# start of EXCERPTED RECORDS

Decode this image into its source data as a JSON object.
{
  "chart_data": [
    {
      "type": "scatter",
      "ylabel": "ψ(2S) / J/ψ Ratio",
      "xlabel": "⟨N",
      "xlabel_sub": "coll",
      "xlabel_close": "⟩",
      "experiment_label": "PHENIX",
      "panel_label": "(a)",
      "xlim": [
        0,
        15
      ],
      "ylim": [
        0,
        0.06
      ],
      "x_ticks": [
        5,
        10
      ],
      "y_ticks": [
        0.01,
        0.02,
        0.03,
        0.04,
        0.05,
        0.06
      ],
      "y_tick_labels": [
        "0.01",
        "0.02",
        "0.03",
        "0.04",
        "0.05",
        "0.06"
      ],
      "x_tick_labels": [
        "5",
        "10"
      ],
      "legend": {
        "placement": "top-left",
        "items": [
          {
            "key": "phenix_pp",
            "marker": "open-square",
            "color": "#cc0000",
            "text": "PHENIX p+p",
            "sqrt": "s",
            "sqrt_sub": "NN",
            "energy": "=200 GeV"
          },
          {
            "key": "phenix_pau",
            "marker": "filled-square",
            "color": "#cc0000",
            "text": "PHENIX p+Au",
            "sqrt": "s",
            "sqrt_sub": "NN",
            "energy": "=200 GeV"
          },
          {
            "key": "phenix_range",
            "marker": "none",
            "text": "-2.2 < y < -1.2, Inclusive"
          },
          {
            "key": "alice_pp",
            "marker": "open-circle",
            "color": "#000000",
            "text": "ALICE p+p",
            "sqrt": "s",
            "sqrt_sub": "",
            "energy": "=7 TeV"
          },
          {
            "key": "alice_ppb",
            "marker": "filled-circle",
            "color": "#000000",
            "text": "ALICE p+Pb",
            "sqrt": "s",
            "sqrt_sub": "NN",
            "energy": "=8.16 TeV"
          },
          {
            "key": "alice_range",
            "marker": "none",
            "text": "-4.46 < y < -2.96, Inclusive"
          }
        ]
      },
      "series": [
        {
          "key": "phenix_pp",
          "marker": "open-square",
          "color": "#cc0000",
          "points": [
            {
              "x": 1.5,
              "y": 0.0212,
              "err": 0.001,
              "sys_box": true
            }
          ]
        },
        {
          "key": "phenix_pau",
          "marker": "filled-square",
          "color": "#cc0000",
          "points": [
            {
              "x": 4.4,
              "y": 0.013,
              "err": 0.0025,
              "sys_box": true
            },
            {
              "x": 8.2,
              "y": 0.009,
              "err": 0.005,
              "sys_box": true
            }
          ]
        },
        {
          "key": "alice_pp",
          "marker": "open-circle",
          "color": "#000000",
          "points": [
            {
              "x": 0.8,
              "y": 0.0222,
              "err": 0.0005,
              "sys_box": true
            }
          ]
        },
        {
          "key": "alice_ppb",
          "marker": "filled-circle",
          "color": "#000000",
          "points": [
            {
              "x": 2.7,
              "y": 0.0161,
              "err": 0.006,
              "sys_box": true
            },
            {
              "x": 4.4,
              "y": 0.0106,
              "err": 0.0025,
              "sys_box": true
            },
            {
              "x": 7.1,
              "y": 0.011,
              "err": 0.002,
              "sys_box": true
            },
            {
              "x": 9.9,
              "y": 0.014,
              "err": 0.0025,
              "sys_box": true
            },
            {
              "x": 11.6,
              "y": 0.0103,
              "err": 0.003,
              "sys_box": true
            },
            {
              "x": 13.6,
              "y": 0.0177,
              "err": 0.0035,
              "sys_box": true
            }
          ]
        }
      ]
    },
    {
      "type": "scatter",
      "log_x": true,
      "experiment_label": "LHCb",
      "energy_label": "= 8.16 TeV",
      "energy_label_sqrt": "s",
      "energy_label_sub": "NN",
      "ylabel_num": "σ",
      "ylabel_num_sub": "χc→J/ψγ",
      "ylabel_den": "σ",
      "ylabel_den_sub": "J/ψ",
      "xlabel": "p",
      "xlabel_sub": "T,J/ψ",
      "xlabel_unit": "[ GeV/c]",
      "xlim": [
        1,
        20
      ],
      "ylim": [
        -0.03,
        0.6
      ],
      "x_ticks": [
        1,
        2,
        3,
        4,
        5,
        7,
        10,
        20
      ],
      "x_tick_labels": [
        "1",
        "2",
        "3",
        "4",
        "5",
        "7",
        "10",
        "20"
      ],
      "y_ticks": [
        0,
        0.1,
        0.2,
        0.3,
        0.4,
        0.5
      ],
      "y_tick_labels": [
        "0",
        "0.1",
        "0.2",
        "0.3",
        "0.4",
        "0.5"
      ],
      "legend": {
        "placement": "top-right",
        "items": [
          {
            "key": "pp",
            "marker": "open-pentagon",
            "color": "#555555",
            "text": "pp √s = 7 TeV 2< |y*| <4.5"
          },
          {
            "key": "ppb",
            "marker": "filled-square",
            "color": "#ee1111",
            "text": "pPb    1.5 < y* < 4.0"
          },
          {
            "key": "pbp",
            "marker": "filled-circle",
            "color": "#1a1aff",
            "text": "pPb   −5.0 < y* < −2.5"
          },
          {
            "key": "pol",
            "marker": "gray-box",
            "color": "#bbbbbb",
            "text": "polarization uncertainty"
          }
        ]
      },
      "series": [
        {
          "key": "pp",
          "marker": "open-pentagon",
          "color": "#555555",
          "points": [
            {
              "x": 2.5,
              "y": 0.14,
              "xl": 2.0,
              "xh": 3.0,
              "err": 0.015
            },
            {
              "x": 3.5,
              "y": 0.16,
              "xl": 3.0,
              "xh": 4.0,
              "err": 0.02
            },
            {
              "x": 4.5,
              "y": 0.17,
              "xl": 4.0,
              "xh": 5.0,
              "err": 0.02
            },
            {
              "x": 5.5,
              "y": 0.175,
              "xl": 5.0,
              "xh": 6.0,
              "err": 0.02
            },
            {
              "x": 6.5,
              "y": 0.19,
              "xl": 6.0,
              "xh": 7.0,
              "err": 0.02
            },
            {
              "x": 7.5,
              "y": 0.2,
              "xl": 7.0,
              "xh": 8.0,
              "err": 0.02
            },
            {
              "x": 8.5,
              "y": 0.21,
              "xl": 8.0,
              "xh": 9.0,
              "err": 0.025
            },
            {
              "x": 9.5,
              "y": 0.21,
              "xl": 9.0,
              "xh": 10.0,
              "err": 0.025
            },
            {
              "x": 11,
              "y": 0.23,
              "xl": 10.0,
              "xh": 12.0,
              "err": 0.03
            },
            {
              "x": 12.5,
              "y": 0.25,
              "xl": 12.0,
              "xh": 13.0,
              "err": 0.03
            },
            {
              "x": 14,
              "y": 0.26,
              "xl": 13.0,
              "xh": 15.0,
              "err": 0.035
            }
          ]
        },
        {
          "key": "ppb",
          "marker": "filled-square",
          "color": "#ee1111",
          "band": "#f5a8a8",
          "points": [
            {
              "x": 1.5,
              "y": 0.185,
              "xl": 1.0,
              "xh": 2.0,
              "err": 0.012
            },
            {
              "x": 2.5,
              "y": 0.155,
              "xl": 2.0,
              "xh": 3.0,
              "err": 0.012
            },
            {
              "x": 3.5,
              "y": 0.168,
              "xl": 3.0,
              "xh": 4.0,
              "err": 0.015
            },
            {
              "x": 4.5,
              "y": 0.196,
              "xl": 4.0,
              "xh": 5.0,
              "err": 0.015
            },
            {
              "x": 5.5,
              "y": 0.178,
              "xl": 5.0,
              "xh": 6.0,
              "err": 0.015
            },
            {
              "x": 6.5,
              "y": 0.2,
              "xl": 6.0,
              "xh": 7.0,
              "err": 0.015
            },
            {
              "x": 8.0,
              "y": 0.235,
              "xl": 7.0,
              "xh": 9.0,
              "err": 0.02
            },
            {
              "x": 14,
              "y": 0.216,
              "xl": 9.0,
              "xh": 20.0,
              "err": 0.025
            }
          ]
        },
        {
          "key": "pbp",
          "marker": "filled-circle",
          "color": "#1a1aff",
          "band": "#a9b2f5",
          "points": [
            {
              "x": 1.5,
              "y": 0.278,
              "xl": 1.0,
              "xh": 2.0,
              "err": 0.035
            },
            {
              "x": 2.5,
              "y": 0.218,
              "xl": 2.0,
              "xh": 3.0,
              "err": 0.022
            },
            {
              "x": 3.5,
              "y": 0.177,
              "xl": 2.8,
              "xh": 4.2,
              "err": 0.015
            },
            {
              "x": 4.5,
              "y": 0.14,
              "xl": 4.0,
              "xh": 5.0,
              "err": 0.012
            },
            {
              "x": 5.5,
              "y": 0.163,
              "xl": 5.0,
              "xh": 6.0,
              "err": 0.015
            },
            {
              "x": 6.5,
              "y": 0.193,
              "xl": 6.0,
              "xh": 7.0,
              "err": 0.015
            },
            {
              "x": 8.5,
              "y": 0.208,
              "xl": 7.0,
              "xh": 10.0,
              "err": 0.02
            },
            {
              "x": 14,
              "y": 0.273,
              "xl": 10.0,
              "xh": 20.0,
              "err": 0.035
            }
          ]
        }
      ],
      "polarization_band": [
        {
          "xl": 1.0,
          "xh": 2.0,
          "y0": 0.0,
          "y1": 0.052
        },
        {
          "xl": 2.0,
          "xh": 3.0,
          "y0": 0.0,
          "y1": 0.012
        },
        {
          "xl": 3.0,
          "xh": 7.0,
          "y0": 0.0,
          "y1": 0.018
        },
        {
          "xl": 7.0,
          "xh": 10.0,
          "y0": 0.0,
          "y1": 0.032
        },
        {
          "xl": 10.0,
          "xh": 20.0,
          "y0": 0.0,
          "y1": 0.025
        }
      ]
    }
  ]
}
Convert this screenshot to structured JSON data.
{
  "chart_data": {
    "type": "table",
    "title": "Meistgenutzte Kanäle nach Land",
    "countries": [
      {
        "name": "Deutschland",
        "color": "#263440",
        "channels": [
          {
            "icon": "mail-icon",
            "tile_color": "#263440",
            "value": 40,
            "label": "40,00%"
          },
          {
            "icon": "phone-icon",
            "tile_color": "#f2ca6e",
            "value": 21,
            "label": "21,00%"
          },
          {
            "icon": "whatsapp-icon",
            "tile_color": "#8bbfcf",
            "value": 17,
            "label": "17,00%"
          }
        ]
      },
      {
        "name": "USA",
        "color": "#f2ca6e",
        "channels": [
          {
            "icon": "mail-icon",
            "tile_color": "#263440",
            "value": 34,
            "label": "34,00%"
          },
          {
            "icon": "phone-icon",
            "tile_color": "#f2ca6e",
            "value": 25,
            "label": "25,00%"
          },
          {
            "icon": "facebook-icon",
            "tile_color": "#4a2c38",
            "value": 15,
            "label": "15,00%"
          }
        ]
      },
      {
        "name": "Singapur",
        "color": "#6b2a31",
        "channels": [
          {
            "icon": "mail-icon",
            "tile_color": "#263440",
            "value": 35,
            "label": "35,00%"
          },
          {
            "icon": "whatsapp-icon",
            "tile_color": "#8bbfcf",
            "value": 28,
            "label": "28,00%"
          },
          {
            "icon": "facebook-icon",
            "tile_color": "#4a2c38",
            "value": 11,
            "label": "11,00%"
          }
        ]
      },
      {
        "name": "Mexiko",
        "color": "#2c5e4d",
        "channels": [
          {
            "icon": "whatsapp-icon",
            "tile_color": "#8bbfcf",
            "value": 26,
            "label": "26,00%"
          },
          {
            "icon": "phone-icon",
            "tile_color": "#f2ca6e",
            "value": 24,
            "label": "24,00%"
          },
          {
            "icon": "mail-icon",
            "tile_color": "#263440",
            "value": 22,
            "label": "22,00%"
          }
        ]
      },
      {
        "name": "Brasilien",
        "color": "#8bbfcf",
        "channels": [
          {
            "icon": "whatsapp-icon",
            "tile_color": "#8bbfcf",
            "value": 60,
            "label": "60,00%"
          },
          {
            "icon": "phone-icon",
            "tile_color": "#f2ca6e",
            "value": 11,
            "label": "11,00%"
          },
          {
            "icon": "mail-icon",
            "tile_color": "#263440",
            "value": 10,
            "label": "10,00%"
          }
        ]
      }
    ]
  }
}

# end of EXCERPTED RECORDS

— PROBLEM —
Keep only the lines that hold the string "placement", and copy them out.

— WRITTEN RESPONSE —
        "placement": "top-left",
        "placement": "top-right",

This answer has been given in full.